-- WHAT IS NEEDED --
In the heart rate variability results below, recast the paragraph beginning "Individual values for LF power were positively correlated" as a short bulleted list that keeps its main findings.

-- PAGE EXTRACT --
Figure 2. Mean (± SEM) values for (A) low-frequency power of heart rate variability and (B) cardiac norepinephrine spillover during right heart catheterization in subject groups with innervated (Innerv) or denervated (Denerv) hearts, as indicated by low 6-[18F]fluorodopaminederived radioactivity, and normal (Nl) or low baroreflex-cardiovagal slope (BRS), as indicated by slope ≤3 msec/mm Hg during the Valsalva maneuver. *Significant difference, P < 0.05. **Significant difference, P < 0.01.
Analysis of data from subjects during cardiac catheterization showed that LF power varied as a function of subject group (F = 5.3, P = 0.03, Figure 2). The Innervated-Low BRS group had lower LF power than did the Innervated-Normal BRS group (P = 0.04), whereas the Denervated-Low BRS and Innervated-Low BRS groups did not differ in LF power. As expected, the Denervated-Low BRS group had lower cardiac norepinephrine spillover than the Innervated-Low BRS group.

Figure 3. Individual values for the log of low-frequency (LF) power as a function of (A) septal 6-[18F]fluorodopamine-derived radioactivity and (B) the log of baroreflex-cardiovagal slope.
Individual values for LF power were positively correlated with BRS. When values for both variables were log-transformed, the log of LF power correlated positively with the log of BRS slope (r = 0.72, P  < 0.0001, Figure 3). Individual values for the log of LF power were also correlated with the magnitude of decrease in systolic pressure during performance of the Valsalva maneuver (r = −0.60, P  < 0.0001) and with the orthostatic change in systolic pressure (r = 0.58, P < 0.0001). In contrast, the log of LF power was unrelated to the septal myocardial concentration of 6-[18F]fluorodopamine-derived radioactivity, the plasma norepinephrine concentration, or cardiac norepinephrine spillover.

From multiple regression analysis for the log of LF power as the dependent measure and the log of baroreflex slope and septal 6-[18F]fluorodopamine-derived radioactivity as independent measures, the regression coefficient for the log of baroreflex slope was 0.92 (P < 0.0001), whereas the regression coefficient for 6-[18F] fluorodopamine-derived radioactivity was 3 ×10−6.

At baseline, the log of HF power correlated positively with the log of LF power (r = 0.77, P < 0.0001). HF power varied with the subject group (F = 4.9, P = 0.004). As with LF power, HF power was greater in the Innervated-Normal BRS than in the Innervated-Low BRS (P = 0.001, Table 2). As expected, the log of HF power correlated positively with the log of BRS (r = 0.60, P < 0.0001). The log of HF power also correlated negatively with the magnitude of decrease in systolic pressure during the Valsalva maneuver (r = −0.24, P = 0.02) and positively with the orthostatic change in systolic pressure (r = 0.40, P = 0.004).

-- STUDY MATERIAL --
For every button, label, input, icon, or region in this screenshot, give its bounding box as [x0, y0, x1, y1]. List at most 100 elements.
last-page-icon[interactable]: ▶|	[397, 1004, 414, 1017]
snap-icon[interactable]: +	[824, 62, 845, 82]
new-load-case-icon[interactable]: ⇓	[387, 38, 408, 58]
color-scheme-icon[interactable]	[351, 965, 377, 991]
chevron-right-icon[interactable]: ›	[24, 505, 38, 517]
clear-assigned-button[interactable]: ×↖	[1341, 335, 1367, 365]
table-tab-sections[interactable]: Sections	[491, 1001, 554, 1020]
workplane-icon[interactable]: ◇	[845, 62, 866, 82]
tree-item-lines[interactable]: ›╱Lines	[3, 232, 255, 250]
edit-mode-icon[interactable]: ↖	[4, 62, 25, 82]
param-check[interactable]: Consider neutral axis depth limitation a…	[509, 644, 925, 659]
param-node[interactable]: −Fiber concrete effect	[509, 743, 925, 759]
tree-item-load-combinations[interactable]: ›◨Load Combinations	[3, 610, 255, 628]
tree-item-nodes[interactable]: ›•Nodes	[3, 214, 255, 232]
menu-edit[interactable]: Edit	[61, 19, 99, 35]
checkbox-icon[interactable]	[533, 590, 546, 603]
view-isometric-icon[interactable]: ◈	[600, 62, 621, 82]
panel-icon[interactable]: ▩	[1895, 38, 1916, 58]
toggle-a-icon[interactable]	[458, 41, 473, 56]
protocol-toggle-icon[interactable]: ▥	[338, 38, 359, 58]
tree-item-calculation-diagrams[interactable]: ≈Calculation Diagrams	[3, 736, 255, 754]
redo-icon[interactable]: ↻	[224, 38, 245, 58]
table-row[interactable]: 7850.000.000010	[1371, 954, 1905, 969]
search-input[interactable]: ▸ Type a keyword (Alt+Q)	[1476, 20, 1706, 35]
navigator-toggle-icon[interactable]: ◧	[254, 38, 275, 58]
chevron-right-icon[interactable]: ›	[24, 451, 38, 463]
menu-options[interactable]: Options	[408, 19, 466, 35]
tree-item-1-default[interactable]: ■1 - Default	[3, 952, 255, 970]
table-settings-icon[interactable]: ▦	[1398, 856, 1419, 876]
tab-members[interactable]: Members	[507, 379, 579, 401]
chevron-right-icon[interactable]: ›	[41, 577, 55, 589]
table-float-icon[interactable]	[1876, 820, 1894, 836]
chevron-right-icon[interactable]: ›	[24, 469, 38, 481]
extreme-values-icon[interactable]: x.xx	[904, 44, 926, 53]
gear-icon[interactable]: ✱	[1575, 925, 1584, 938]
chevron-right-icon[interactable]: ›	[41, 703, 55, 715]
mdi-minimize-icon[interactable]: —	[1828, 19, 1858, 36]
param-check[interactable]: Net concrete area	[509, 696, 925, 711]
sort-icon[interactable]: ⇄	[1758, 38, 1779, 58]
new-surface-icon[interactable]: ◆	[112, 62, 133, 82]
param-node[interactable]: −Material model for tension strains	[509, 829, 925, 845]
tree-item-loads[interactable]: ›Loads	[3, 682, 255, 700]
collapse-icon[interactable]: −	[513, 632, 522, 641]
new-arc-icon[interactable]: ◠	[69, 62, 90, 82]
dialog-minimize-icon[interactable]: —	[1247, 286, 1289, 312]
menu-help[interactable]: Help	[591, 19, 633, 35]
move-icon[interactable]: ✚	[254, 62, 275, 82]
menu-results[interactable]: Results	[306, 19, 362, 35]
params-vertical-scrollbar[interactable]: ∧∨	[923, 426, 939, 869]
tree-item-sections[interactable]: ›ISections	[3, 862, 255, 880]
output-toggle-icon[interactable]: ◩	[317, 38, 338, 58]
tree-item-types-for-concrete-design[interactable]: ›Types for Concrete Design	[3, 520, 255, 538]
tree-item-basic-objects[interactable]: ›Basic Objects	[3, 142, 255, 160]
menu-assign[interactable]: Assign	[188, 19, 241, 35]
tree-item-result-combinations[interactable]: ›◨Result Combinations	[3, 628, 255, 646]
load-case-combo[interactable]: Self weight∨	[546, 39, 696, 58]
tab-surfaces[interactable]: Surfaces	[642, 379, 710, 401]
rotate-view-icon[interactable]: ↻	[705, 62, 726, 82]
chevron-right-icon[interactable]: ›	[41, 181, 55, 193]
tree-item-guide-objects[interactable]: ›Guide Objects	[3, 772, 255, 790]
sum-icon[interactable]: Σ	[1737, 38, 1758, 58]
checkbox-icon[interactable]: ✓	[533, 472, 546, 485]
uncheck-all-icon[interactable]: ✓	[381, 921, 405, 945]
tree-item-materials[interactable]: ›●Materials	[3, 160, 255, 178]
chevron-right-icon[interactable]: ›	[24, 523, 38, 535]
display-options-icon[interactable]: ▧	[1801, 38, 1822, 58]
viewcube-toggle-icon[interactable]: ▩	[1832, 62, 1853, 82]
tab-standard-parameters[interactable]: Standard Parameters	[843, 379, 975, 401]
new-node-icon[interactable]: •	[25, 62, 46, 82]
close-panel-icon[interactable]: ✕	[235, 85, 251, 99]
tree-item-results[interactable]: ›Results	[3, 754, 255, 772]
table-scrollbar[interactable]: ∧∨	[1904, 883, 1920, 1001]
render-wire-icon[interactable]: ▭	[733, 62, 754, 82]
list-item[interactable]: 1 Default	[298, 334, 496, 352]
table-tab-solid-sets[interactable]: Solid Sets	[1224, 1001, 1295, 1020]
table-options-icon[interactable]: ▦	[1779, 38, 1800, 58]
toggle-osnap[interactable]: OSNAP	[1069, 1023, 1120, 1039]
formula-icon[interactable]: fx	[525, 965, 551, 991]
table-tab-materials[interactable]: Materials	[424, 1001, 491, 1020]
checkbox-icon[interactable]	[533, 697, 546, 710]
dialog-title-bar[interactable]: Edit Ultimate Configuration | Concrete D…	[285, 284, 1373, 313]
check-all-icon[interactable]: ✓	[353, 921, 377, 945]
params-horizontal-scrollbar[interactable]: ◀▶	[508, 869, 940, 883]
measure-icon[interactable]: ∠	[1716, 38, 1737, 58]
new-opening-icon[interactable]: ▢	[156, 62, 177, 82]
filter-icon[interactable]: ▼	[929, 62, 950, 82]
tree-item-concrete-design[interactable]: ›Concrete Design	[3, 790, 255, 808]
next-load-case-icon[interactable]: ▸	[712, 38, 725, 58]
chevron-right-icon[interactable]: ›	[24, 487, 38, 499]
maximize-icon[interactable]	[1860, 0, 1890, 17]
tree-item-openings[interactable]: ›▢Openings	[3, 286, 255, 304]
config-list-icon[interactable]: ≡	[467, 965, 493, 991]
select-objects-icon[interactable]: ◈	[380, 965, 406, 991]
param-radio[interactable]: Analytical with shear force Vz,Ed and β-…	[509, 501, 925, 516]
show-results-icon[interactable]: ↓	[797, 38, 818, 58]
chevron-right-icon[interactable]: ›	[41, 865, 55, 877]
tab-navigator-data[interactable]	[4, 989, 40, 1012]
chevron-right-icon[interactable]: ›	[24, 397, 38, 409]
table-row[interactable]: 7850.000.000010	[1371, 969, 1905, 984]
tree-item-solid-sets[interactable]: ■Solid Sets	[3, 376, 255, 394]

-- WRITTEN RESPONSE --
- LF power correlated positively with BRS. After log transformation of both, log LF power correlated with log BRS slope (r = 0.72, P < 0.0001, Figure 3).
- Log LF power correlated with the magnitude of the decrease in systolic pressure during the Valsalva maneuver (r = −0.60, P < 0.0001).
- Log LF power correlated with the orthostatic change in systolic pressure (r = 0.58, P < 0.0001).
- Log LF power was unrelated to septal myocardial 6-[18F]fluorodopamine-derived radioactivity, plasma norepinephrine concentration, and cardiac norepinephrine spillover.